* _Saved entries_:
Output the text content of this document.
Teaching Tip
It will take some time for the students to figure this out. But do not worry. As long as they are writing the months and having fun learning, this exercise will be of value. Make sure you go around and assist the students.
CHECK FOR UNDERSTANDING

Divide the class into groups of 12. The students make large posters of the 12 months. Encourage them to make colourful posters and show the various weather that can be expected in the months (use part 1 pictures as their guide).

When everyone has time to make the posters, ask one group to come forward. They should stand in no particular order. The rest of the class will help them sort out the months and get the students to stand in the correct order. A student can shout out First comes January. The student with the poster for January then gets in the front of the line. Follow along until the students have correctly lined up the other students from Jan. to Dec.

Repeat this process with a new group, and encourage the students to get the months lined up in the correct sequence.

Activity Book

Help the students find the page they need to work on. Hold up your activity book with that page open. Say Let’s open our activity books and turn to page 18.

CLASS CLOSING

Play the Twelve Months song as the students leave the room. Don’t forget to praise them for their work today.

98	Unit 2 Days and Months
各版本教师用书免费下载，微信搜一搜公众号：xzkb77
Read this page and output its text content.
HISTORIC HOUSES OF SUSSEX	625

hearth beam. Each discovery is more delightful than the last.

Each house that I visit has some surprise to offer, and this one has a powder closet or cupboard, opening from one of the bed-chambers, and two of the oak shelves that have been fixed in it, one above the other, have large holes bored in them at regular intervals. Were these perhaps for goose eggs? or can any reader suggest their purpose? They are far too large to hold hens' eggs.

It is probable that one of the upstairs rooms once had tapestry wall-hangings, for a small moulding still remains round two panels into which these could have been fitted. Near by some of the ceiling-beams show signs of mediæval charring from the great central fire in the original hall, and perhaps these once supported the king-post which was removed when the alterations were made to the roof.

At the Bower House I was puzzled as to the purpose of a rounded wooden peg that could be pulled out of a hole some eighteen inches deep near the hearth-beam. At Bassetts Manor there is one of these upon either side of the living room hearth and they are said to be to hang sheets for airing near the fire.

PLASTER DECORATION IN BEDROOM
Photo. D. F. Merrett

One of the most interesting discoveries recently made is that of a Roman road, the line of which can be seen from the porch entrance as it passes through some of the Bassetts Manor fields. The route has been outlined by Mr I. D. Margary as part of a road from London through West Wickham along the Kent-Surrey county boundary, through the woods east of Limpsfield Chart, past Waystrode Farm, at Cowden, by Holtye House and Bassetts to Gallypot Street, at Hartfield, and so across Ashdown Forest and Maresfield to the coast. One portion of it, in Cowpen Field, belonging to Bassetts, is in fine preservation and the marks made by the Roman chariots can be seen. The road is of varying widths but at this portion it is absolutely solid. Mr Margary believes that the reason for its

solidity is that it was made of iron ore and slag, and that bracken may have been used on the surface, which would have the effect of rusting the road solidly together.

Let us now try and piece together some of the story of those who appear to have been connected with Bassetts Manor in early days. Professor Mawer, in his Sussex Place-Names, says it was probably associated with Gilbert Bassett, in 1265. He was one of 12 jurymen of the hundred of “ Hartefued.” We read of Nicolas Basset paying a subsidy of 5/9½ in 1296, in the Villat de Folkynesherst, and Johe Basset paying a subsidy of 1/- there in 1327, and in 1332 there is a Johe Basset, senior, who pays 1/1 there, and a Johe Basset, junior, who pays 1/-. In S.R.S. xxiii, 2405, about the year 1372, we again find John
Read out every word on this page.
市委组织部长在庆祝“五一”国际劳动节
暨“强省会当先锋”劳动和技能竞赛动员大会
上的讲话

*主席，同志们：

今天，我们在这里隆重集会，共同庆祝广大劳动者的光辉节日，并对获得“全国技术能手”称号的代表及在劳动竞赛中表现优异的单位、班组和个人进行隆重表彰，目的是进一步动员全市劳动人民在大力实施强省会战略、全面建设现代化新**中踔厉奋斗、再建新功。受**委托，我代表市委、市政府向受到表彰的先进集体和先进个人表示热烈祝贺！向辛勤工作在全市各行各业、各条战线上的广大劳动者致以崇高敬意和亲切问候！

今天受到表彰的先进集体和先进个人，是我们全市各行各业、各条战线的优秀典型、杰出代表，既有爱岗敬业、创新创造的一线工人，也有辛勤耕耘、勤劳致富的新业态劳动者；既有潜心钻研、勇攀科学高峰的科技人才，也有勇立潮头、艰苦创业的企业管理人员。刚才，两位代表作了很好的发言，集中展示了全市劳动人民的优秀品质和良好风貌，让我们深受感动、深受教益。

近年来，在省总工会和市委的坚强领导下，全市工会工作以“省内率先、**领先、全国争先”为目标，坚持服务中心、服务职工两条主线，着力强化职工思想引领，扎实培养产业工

* _REQUIRED TASK_:
Reproduce every entry shown above, precisely as it stands.

* _REPLY_:
Output the text content of this document.
Teaching Tip
It will take some time for the students to figure this out. But do not worry. As long as they are writing the months and having fun learning, this exercise will be of value. Make sure you go around and assist the students.
CHECK FOR UNDERSTANDING

Divide the class into groups of 12. The students make large posters of the 12 months. Encourage them to make colourful posters and show the various weather that can be expected in the months (use part 1 pictures as their guide).

When everyone has time to make the posters, ask one group to come forward. They should stand in no particular order. The rest of the class will help them sort out the months and get the students to stand in the correct order. A student can shout out First comes January. The student with the poster for January then gets in the front of the line. Follow along until the students have correctly lined up the other students from Jan. to Dec.

Repeat this process with a new group, and encourage the students to get the months lined up in the correct sequence.

Activity Book

Help the students find the page they need to work on. Hold up your activity book with that page open. Say Let’s open our activity books and turn to page 18.

CLASS CLOSING

Play the Twelve Months song as the students leave the room. Don’t forget to praise them for their work today.

98	Unit 2 Days and Months
各版本教师用书免费下载，微信搜一搜公众号：xzkb77
Read this page and output its text content.
HISTORIC HOUSES OF SUSSEX	625

hearth beam. Each discovery is more delightful than the last.

Each house that I visit has some surprise to offer, and this one has a powder closet or cupboard, opening from one of the bed-chambers, and two of the oak shelves that have been fixed in it, one above the other, have large holes bored in them at regular intervals. Were these perhaps for goose eggs? or can any reader suggest their purpose? They are far too large to hold hens' eggs.

It is probable that one of the upstairs rooms once had tapestry wall-hangings, for a small moulding still remains round two panels into which these could have been fitted. Near by some of the ceiling-beams show signs of mediæval charring from the great central fire in the original hall, and perhaps these once supported the king-post which was removed when the alterations were made to the roof.

At the Bower House I was puzzled as to the purpose of a rounded wooden peg that could be pulled out of a hole some eighteen inches deep near the hearth-beam. At Bassetts Manor there is one of these upon either side of the living room hearth and they are said to be to hang sheets for airing near the fire.

PLASTER DECORATION IN BEDROOM
Photo. D. F. Merrett

One of the most interesting discoveries recently made is that of a Roman road, the line of which can be seen from the porch entrance as it passes through some of the Bassetts Manor fields. The route has been outlined by Mr I. D. Margary as part of a road from London through West Wickham along the Kent-Surrey county boundary, through the woods east of Limpsfield Chart, past Waystrode Farm, at Cowden, by Holtye House and Bassetts to Gallypot Street, at Hartfield, and so across Ashdown Forest and Maresfield to the coast. One portion of it, in Cowpen Field, belonging to Bassetts, is in fine preservation and the marks made by the Roman chariots can be seen. The road is of varying widths but at this portion it is absolutely solid. Mr Margary believes that the reason for its

solidity is that it was made of iron ore and slag, and that bracken may have been used on the surface, which would have the effect of rusting the road solidly together.

Let us now try and piece together some of the story of those who appear to have been connected with Bassetts Manor in early days. Professor Mawer, in his Sussex Place-Names, says it was probably associated with Gilbert Bassett, in 1265. He was one of 12 jurymen of the hundred of “ Hartefued.” We read of Nicolas Basset paying a subsidy of 5/9½ in 1296, in the Villat de Folkynesherst, and Johe Basset paying a subsidy of 1/- there in 1327, and in 1332 there is a Johe Basset, senior, who pays 1/1 there, and a Johe Basset, junior, who pays 1/-. In S.R.S. xxiii, 2405, about the year 1372, we again find John
Read out every word on this page.
市委组织部长在庆祝“五一”国际劳动节
暨“强省会当先锋”劳动和技能竞赛动员大会
上的讲话

*主席，同志们：

今天，我们在这里隆重集会，共同庆祝广大劳动者的光辉节日，并对获得“全国技术能手”称号的代表及在劳动竞赛中表现优异的单位、班组和个人进行隆重表彰，目的是进一步动员全市劳动人民在大力实施强省会战略、全面建设现代化新**中踔厉奋斗、再建新功。受**委托，我代表市委、市政府向受到表彰的先进集体和先进个人表示热烈祝贺！向辛勤工作在全市各行各业、各条战线上的广大劳动者致以崇高敬意和亲切问候！

今天受到表彰的先进集体和先进个人，是我们全市各行各业、各条战线的优秀典型、杰出代表，既有爱岗敬业、创新创造的一线工人，也有辛勤耕耘、勤劳致富的新业态劳动者；既有潜心钻研、勇攀科学高峰的科技人才，也有勇立潮头、艰苦创业的企业管理人员。刚才，两位代表作了很好的发言，集中展示了全市劳动人民的优秀品质和良好风貌，让我们深受感动、深受教益。

近年来，在省总工会和市委的坚强领导下，全市工会工作以“省内率先、**领先、全国争先”为目标，坚持服务中心、服务职工两条主线，着力强化职工思想引领，扎实培养产业工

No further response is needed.